Written exercise:
In the entries below, find every line holding the string "type" and collect it.

Task input:
• • •

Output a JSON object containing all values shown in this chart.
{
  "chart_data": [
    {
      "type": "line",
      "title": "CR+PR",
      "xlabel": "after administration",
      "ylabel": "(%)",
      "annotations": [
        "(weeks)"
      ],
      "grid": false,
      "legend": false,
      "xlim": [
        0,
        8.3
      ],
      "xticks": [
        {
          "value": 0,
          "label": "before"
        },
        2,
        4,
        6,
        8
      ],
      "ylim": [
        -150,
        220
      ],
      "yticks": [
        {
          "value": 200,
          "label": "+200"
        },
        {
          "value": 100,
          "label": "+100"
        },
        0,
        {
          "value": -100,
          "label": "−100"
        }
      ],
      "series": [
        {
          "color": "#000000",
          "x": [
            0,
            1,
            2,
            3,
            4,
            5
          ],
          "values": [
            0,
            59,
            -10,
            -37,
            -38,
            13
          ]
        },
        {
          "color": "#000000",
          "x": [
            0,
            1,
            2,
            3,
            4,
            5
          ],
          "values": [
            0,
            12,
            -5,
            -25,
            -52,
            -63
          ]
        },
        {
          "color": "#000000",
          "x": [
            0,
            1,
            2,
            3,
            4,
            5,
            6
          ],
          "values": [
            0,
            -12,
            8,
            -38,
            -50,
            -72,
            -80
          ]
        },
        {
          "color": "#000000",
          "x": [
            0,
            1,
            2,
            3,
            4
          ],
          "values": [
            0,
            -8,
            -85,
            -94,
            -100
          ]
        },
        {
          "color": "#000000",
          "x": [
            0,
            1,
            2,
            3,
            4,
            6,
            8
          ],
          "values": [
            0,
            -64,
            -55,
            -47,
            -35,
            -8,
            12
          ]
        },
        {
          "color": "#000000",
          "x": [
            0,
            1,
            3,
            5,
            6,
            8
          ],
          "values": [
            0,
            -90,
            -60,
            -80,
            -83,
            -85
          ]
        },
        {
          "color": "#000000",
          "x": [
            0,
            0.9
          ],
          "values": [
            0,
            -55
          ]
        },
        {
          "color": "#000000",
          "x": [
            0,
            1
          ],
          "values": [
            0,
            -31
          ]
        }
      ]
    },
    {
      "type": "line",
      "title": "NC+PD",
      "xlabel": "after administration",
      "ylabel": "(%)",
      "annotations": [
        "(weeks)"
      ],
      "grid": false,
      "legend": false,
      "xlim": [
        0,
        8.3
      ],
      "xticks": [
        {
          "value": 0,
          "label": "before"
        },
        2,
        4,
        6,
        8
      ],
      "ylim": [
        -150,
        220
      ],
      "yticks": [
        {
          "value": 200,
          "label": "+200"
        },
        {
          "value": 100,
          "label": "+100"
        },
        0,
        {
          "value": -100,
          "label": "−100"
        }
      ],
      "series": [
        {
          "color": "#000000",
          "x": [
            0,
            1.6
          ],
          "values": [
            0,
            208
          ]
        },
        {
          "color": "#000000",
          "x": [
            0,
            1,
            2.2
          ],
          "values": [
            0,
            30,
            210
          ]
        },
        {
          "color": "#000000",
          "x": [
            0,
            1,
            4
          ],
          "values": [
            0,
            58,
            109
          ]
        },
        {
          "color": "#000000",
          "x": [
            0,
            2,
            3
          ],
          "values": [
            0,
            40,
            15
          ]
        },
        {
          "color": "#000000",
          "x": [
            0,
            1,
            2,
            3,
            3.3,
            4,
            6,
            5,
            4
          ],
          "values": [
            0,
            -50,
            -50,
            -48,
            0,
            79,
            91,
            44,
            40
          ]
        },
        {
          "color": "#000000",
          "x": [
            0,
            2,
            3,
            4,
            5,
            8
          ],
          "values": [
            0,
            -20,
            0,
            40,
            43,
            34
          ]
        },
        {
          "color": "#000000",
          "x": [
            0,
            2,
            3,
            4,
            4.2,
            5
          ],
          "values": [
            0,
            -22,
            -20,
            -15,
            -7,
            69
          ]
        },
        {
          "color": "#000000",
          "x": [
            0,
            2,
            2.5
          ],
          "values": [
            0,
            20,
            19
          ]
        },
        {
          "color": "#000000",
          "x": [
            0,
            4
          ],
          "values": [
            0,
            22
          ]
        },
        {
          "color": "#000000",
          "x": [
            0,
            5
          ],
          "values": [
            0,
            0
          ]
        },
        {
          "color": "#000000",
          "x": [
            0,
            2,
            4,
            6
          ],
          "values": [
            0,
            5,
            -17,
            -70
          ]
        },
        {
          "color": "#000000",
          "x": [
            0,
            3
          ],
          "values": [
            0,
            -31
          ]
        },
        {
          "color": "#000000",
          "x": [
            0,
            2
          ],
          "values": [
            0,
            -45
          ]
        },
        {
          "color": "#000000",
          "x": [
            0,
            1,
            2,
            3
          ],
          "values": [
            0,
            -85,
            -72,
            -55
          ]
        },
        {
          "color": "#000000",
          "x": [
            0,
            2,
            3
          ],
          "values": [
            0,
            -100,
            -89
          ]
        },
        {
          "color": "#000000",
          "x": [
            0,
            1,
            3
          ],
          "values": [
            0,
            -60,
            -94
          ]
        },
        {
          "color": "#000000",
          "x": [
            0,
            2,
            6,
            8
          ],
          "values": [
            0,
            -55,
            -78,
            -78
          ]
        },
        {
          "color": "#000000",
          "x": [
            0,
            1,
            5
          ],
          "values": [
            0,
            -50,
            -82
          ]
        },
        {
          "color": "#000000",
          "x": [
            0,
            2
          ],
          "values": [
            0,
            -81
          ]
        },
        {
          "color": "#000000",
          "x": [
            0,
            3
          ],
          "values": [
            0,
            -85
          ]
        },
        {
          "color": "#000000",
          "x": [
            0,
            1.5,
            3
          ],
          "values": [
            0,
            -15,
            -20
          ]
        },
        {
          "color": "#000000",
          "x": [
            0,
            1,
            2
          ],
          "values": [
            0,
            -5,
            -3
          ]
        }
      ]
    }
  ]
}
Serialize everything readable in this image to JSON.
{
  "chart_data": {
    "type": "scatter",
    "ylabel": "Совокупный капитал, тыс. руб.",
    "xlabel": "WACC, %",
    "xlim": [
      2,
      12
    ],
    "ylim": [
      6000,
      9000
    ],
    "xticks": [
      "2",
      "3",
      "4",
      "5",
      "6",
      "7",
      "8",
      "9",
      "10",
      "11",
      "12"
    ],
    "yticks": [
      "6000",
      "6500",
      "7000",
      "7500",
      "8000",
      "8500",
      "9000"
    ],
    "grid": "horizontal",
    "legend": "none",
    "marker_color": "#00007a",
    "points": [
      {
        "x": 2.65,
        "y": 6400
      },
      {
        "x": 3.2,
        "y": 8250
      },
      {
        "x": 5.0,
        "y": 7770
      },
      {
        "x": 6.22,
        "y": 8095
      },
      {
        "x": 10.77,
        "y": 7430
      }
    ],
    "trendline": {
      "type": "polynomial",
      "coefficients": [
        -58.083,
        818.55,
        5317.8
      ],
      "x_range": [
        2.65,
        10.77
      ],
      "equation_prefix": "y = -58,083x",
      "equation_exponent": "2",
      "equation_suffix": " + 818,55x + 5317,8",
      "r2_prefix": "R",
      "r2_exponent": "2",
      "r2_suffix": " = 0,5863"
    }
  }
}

• • •

Task output:
      "type": "line",
      "type": "line",
    "type": "scatter",
      "type": "polynomial",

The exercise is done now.